▶ _Task objective_:
Does each statement agree with the post on genes and parenting below? Answer yes or no for each, quoting the deciding words from the post. (a) The study's researchers found many environmental differences. (b) The post says genes provide the words while parenting provides the punctuation, inflection, tone and emphasis. (c) The commenter has another child on the way.

▶ _Text section_:
◆ ◆ ◆ ◆ ◆

Saturday, November 26, 2005


A child is a precious thing. A child vies for your attention, seeks your guidance and is blessed with the sweet innocence we all envy. Looking back in your childhood there are many occasions you recall; the first present you got, your mom hugging you for the tiniest things you did, your dad's heartfelt advice after a stern telling off! Do our parents shape our understanding of life and ultimately the character of self we portray to the world?

During one of my readings I came across an article that highlighted that genes might be behind the personalities we exhibit. Dr Weis and his colleagues discovered, in one of the longest and most thorough studies of child development ever attempted, was that parents appear to have relatively little effect on how children turn out, once genetic influences are accounted for. "The original objective was to look for environmental differences," says Reiss. "We didn't find many." Instead, it seems that genetic influences are largely responsible for how "adjusted" kids are: how well they do in school, how they get along with their peers, whether they engage in dangerous or delinquent behavior.

Apparently your DNA codes for a unique nervous system that responds to particular situations differently. As children we pick and choose the one that best suits our geriotype. Anyway long story short our genes provide the words and parenting provides the punctuation, inflection, tone and emphasis. Surrounding your child's environment with books when he seems predisposed to reading is a conversation between environment and genes. The parent then acts in the capacity of collaborator.

This is interesting to me because I think the youth have much impact in society and if we start them off on a good footing then we are better off as a society.

1 comment:

Abu Sinan said...

Interesting post. With a new boy and another child on the way I love articles like this. I am glad that we, as parents, dont give too much of our personalities to our children. It is a good thing.

◆ ◆ ◆ ◆ ◆

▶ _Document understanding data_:
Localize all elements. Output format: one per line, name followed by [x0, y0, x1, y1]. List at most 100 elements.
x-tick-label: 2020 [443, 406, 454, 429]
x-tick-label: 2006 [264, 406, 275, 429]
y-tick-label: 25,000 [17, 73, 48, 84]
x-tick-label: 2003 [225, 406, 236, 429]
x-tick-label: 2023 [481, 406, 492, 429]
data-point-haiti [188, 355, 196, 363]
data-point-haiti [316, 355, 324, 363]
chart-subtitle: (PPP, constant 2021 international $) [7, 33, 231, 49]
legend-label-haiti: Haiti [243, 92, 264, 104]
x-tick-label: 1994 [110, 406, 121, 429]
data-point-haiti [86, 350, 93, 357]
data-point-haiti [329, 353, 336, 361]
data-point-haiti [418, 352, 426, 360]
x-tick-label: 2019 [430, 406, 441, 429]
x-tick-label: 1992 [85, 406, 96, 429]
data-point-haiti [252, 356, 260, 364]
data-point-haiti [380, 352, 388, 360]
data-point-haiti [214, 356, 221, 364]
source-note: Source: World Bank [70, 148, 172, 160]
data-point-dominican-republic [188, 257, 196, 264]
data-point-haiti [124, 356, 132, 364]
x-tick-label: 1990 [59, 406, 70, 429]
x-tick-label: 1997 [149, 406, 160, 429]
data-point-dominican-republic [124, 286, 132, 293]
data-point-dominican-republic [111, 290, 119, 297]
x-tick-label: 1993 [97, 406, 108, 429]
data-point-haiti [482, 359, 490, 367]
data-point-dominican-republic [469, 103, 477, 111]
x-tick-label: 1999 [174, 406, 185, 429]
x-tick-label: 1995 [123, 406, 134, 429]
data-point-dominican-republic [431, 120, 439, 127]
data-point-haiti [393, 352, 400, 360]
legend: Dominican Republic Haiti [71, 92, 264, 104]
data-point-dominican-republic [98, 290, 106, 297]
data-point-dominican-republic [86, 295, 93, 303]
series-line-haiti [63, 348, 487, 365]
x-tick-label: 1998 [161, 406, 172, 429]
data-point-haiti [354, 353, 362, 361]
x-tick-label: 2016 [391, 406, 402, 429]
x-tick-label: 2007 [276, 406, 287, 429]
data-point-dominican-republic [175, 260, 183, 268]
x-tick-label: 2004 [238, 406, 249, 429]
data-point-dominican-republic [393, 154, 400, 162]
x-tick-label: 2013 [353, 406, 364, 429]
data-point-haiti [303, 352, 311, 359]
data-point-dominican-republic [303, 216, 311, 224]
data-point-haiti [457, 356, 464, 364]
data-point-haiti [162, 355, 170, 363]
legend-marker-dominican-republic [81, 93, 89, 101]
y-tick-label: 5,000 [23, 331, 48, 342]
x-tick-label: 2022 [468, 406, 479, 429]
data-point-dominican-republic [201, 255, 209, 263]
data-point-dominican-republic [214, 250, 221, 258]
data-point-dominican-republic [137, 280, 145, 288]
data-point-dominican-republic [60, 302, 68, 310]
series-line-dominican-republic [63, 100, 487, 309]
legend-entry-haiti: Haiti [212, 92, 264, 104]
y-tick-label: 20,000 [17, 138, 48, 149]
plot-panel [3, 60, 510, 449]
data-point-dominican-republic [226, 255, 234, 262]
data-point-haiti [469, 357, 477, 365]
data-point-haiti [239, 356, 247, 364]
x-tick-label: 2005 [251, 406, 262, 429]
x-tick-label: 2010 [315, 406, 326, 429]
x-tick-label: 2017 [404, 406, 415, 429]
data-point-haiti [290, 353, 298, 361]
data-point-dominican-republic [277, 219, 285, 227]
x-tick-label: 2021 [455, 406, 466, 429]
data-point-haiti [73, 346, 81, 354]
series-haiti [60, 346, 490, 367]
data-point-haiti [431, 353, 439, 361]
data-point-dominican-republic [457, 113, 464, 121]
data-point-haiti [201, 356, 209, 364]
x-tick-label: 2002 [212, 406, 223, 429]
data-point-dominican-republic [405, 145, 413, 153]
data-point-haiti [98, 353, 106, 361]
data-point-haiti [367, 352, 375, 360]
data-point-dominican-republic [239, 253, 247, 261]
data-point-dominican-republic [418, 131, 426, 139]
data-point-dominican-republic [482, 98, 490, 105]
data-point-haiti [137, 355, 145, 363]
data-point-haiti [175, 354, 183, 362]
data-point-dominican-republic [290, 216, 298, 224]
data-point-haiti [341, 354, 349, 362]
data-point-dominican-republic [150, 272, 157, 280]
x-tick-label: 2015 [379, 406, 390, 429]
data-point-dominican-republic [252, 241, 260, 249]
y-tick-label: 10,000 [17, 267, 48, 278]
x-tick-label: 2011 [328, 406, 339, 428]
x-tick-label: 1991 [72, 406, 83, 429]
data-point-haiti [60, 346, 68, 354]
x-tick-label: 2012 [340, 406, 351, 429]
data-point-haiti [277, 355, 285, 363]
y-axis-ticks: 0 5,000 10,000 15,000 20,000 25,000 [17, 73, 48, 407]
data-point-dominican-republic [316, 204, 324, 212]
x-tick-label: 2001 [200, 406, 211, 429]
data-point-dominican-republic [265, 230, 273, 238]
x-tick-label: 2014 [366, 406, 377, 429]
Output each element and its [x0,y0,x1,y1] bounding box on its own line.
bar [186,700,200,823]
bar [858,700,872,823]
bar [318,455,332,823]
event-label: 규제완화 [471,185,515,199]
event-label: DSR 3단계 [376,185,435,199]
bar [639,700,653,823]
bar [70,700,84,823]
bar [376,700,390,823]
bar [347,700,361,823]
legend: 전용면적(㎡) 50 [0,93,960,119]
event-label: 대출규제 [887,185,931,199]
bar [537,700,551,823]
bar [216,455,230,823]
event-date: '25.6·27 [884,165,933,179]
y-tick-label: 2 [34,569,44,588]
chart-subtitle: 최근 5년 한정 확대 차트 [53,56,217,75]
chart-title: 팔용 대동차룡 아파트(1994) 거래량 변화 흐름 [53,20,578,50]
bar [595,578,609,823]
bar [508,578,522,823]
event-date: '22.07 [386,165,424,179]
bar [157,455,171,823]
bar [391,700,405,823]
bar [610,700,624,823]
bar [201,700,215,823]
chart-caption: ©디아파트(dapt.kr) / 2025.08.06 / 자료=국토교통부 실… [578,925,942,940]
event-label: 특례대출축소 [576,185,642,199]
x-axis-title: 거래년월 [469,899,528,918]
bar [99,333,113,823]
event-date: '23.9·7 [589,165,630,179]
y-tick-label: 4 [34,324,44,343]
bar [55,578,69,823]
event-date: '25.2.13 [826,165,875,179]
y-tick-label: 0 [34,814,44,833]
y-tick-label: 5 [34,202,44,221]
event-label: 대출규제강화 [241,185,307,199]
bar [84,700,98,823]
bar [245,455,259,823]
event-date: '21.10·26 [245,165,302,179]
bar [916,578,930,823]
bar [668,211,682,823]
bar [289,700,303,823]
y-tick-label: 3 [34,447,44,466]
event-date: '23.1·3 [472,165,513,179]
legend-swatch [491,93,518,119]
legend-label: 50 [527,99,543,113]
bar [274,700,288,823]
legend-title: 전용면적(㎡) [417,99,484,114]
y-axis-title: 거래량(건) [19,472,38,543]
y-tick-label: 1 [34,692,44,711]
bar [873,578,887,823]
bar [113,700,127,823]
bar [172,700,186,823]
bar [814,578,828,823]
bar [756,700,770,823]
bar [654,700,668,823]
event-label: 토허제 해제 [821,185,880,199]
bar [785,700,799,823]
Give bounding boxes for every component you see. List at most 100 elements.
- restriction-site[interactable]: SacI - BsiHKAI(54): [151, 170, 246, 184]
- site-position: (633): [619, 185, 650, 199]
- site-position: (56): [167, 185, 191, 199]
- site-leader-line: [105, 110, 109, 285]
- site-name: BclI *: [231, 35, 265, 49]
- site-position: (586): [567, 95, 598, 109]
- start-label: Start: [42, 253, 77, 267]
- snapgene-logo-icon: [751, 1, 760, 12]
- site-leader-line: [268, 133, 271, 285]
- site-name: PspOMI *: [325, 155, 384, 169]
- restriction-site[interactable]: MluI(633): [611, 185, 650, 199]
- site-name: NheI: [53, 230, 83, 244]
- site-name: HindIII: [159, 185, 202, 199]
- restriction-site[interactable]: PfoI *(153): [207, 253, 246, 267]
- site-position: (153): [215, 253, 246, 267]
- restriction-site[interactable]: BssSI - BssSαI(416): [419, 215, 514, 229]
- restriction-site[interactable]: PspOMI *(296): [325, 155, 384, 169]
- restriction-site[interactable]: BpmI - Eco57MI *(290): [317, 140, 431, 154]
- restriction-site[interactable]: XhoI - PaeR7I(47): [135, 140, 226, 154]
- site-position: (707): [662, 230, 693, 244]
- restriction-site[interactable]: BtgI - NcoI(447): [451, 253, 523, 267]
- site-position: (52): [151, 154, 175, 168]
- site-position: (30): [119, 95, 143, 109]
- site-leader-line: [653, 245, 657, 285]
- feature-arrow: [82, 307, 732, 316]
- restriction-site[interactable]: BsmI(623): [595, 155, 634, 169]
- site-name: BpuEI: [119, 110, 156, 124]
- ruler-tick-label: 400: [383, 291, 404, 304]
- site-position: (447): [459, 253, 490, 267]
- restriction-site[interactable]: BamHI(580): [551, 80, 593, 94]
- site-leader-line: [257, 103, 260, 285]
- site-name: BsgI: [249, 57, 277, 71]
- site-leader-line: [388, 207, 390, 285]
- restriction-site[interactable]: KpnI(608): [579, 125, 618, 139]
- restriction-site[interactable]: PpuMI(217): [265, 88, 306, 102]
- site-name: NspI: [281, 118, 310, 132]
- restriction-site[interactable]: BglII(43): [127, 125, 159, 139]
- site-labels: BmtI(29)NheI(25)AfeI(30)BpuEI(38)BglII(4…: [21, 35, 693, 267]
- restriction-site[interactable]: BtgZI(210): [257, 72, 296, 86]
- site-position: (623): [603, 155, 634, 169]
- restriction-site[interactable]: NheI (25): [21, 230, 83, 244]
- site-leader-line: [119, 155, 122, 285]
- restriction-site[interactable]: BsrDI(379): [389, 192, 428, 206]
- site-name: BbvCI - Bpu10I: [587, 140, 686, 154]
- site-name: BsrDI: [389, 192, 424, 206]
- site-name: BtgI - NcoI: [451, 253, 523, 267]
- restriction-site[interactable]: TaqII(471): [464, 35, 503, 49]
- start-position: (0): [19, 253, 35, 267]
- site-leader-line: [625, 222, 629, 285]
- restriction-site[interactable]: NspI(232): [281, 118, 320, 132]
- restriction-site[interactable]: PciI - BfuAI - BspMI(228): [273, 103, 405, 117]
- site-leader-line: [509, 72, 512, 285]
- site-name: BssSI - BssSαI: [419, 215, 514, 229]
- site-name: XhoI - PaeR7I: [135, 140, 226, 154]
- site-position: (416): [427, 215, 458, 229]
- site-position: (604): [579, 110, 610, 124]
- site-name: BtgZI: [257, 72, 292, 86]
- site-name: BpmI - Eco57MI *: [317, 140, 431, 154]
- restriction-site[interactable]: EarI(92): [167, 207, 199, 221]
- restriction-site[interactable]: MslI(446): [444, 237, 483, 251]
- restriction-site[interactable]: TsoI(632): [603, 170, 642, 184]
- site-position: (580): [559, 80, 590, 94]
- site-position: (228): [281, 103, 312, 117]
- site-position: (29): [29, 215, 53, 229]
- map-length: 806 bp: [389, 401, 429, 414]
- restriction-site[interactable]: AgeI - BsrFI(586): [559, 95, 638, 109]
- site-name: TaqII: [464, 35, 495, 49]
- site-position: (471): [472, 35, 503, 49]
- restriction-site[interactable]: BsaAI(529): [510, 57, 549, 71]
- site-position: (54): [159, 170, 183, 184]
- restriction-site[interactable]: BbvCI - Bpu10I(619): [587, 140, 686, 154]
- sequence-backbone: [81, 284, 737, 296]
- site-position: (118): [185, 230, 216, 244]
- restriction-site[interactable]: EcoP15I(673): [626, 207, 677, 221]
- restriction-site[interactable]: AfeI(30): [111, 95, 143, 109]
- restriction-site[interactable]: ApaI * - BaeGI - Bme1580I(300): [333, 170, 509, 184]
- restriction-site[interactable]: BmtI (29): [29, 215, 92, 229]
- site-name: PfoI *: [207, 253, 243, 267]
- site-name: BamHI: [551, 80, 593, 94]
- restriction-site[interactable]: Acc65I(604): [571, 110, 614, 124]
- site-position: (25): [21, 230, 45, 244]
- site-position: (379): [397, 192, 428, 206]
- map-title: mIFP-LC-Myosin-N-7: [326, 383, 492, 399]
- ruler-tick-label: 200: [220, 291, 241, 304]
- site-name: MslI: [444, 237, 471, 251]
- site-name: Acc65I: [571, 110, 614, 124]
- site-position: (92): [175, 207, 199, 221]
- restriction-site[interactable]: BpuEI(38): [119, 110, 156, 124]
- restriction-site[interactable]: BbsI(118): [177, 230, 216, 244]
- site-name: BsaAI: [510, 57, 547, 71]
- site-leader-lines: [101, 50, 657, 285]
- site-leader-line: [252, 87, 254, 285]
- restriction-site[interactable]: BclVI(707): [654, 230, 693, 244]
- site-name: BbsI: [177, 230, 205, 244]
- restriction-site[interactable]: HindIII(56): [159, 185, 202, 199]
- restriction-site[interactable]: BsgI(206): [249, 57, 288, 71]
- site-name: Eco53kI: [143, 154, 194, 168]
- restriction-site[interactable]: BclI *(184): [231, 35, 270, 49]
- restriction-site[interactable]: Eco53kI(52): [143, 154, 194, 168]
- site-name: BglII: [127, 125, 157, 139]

◆ ◆ ◆ ◆ ◆

▶ _Completed exercise_:
(a) No: "We didn't find many."
(b) Yes: "our genes provide the words and parenting provides the punctuation, inflection, tone and emphasis"
(c) Yes: "With a new boy and another child on the way"